On August 11, 2016, the Securities and Exchange Commission (“SEC”) filed suit in the United States District Court for the Southern District of Florida against Global Digital Solutions, Inc. (“GDSI”), Richard J. Sullivan (“Sullivan”) and David A. Loppert (“Loppert”) to enjoin GDSI; Sullivan, GDSI’s former Chairman and CEO; and Loppert, GDSI’s former CFO from alleged further violations of the anti-fraud and reporting provisions of the federal securities laws, and against Sullivan and Loppert from alleged further violations of the certification provisions of the federal securities laws.
 
On October 12, 2016, Defendant GDSI filed its First Answer to the Complaint. On November 9, 2016, Defendant Sullivan filed a Letter with the Court denying all allegations regarding the case. On December 15, 2016, the SEC filed a Motion for Judgment and Notice of Filing of Consent of Defendant Loppert to entry of Final Judgment by the SEC. On December 19, 2016, the Court entered an order granting the SEC’s Motion for Judgment as to Defendant Loppert. On December 21, 2016, the SEC filed a Notice of Settlement as entered into by it and Defendants GDSI and Sullivan. On December 23, 2016, the Court entered an Order staying the case and directing the Clerk of the Court to close the case for statistical purposes per the December 21, 2016 Notice of Settlement. On March 7, 2017, the SEC moved for a Judgment of Permanent Injunction and Other Relief and Notice of Filing Consent of Defendant GDSI to Entry of Judgment by the SEC. On March 13, 2017, the Judge signed the Judgment as to Defendant GDSI and it was entered on the Court’s docket. On April 6, 2017, the SEC moved for a final Judgment of Permanent Injunction and Other Relief and Notice of Filing Consent of Defendant Sullivan. On April 10, 2017, the Judge signed the final Judgment as to Defendant Sullivan and it was entered on the Court’s docket. On December 21, 2017, the SEC moved for a final Judgment and Notice of Filing Consent of Defendant GDSI to Entry of Final Judgment. On January 2, 2018, the Judge signed the Final Judgment as to Defendant GDSI and it was entered on the Court’s docket. The amount of the judgement is One Hundred Thousand Dollars ($100,000) plus interest.

Task directions –
Extract the part of the SEC litigation summary starting at "On August 11, 2016, the" and ending at "federal securities laws.".

Recorded information –
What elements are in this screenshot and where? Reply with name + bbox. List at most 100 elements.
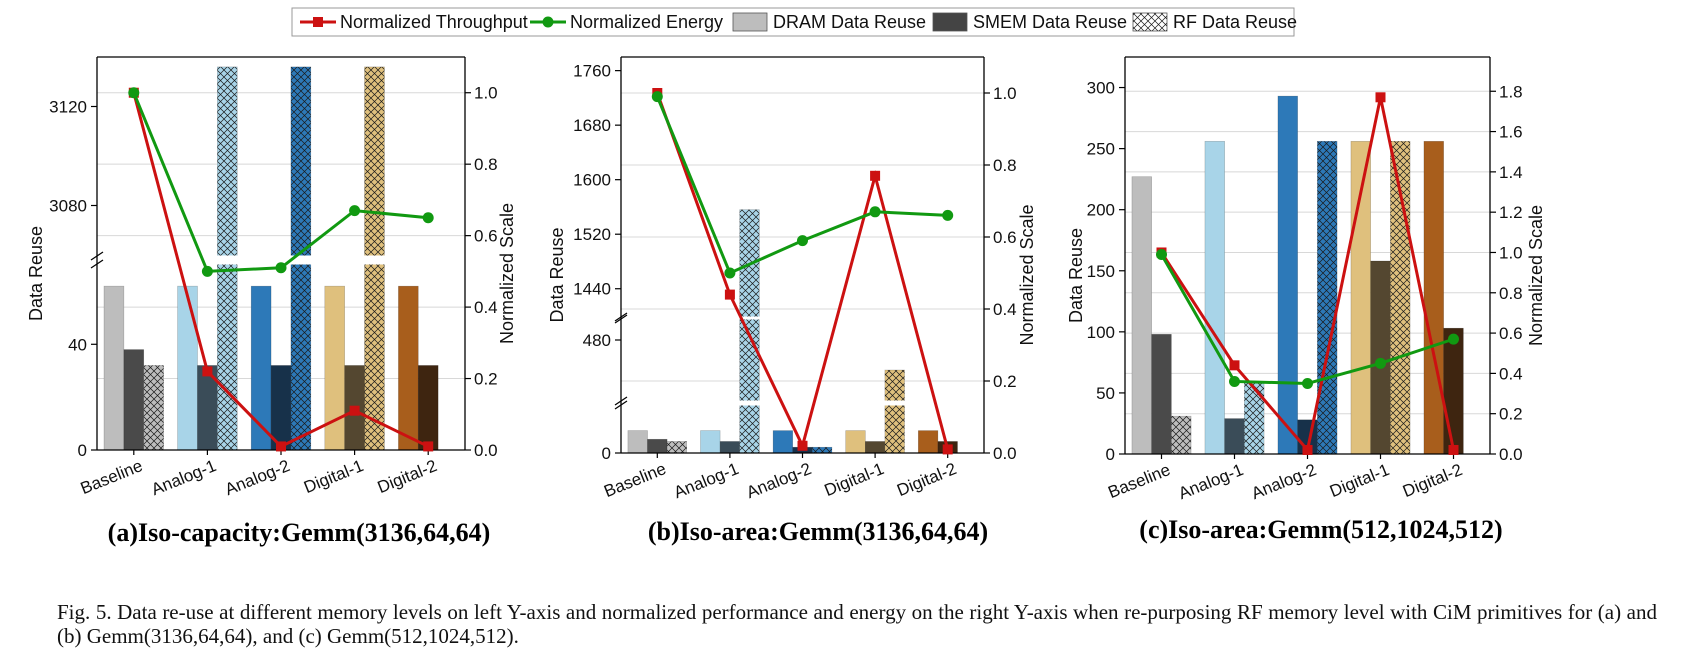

Full response –
On August 11, 2016, the Securities and Exchange Commission (“SEC”) filed suit in the United States District Court for the Southern District of Florida against Global Digital Solutions, Inc. (“GDSI”), Richard J. Sullivan (“Sullivan”) and David A. Loppert (“Loppert”) to enjoin GDSI; Sullivan, GDSI’s former Chairman and CEO; and Loppert, GDSI’s former CFO from alleged further violations of the anti-fraud and reporting provisions of the federal securities laws, and against Sullivan and Loppert from alleged further violations of the certification provisions of the federal securities laws.